▶ [PASSAGE TO READ]:
________

Anyway, the point is that Edith is terrible. Part of the problem is that she’s played by Terry Crawford, who I don’t like very much in general, and in this role, she’s incapable of displaying any human emotion but pride and spite. I don’t know why the producers decided to make every female character in 1840 but Daphne utterly repellent; they just did, that’s all. I think Dark Shadows just kind of lost interest in women, at some point, which probably isn’t a good thing for a daytime soap opera to do. They hired Kate Jackson last summer, which is the best choice they made all year, and then decided that about wrapped it up, as far as worthwhile women were concerned.
Edith has mostly spent her time attaching herself to Gerard, and not letting go of him until he agrees to an assignation. I’m not sure why he’s bothered to keep this up, frankly. She declaims everything loudly at all times, like she’s signaling to ships at sea, and I understand that getting a face full of Edith is a bewildering event, but he can’t get much out of the relationship. He’s already got two other girlfriends, plus he’s possessed by the spirit of a headless pantomime warlock who’s trying to destroy the Collins family. His occasional half-hearted attempts to incorporate her into his sinister plans have been a fizzle at best.
But somehow he’s got himself attached to this boat-anchor who thinks they’re having a passionate affair, with unlimited canoodling privileges.
“I want to see you tonight,” she declares, and he looks away, trying to formulate a decent excuse. “Let’s say about eleven,” she insists. “The same place?” He’s still staring off into the distance. He looks horrified at the suggestion, and this is a guy who spends most of his time trying to behead people.

________

Element location data:
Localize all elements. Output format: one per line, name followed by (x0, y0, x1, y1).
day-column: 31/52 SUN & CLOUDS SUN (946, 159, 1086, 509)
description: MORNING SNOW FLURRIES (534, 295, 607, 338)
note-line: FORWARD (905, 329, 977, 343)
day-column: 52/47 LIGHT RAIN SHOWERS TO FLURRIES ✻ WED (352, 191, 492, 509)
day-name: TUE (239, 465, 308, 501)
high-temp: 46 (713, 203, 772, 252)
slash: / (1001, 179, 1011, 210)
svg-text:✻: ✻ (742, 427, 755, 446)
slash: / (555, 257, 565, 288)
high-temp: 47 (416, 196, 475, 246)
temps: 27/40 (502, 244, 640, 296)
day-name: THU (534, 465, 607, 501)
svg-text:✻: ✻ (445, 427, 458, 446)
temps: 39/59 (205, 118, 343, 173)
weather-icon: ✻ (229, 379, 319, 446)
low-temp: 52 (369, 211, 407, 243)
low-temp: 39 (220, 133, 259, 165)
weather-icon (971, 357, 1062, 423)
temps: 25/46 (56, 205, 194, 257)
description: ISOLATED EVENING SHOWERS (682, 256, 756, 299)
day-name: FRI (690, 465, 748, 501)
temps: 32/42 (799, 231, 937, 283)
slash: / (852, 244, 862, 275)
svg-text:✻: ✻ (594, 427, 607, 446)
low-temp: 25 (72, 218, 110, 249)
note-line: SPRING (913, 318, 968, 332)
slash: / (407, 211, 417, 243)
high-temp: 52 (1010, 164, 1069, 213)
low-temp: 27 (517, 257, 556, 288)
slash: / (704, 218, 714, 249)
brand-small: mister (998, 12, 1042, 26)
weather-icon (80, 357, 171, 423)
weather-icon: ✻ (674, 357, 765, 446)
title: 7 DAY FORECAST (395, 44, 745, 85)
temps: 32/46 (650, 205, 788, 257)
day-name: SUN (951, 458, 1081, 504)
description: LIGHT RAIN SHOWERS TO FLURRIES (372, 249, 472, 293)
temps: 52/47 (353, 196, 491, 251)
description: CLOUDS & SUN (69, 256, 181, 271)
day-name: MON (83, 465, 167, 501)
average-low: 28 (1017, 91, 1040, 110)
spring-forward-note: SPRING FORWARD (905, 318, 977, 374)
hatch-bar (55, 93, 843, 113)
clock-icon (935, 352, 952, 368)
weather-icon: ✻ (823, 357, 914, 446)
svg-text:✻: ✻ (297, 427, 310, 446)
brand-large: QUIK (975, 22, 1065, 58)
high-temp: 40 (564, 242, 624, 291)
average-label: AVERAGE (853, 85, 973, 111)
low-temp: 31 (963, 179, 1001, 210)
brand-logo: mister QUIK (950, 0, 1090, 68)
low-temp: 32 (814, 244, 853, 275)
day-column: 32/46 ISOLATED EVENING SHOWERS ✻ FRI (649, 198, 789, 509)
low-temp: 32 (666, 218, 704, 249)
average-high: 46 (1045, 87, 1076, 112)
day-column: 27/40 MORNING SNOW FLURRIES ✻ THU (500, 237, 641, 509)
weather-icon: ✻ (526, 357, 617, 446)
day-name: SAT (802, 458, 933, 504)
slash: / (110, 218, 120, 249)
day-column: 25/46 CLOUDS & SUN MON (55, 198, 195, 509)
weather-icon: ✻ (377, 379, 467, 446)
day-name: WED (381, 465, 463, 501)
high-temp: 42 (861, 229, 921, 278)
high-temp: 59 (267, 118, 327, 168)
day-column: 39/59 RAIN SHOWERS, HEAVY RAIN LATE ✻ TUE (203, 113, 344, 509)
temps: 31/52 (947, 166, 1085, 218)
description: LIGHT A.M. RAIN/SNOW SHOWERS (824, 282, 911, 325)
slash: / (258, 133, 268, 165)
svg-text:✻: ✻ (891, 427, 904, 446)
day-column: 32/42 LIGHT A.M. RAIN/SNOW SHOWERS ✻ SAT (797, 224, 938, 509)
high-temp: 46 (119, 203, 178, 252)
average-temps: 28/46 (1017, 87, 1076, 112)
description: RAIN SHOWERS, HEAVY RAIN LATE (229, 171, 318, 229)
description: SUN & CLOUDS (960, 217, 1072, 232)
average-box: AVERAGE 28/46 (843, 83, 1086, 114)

________

▶ [TO BE DONE]:
**a)** In the Dark Shadows review, which actress plays Edith?
**b)** Rename "Gerard" to "Gabriel" in the Dark Shadows review, beginning at the words "Edith has mostly" and ending after "fizzle at best.".
The lines have nothing to do with the Dark Shadows review.

▶ [ANSWERS TO THE EXERCISE]:
**a)** Terry Crawford.

**b)**
Edith has mostly spent her time attaching herself to Gabriel, and not letting go of him until he agrees to an assignation. I’m not sure why he’s bothered to keep this up, frankly. She declaims everything loudly at all times, like she’s signaling to ships at sea, and I understand that getting a face full of Edith is a bewildering event, but he can’t get much out of the relationship. He’s already got two other girlfriends, plus he’s possessed by the spirit of a headless pantomime warlock who’s trying to destroy the Collins family. His occasional half-hearted attempts to incorporate her into his sinister plans have been a fizzle at best.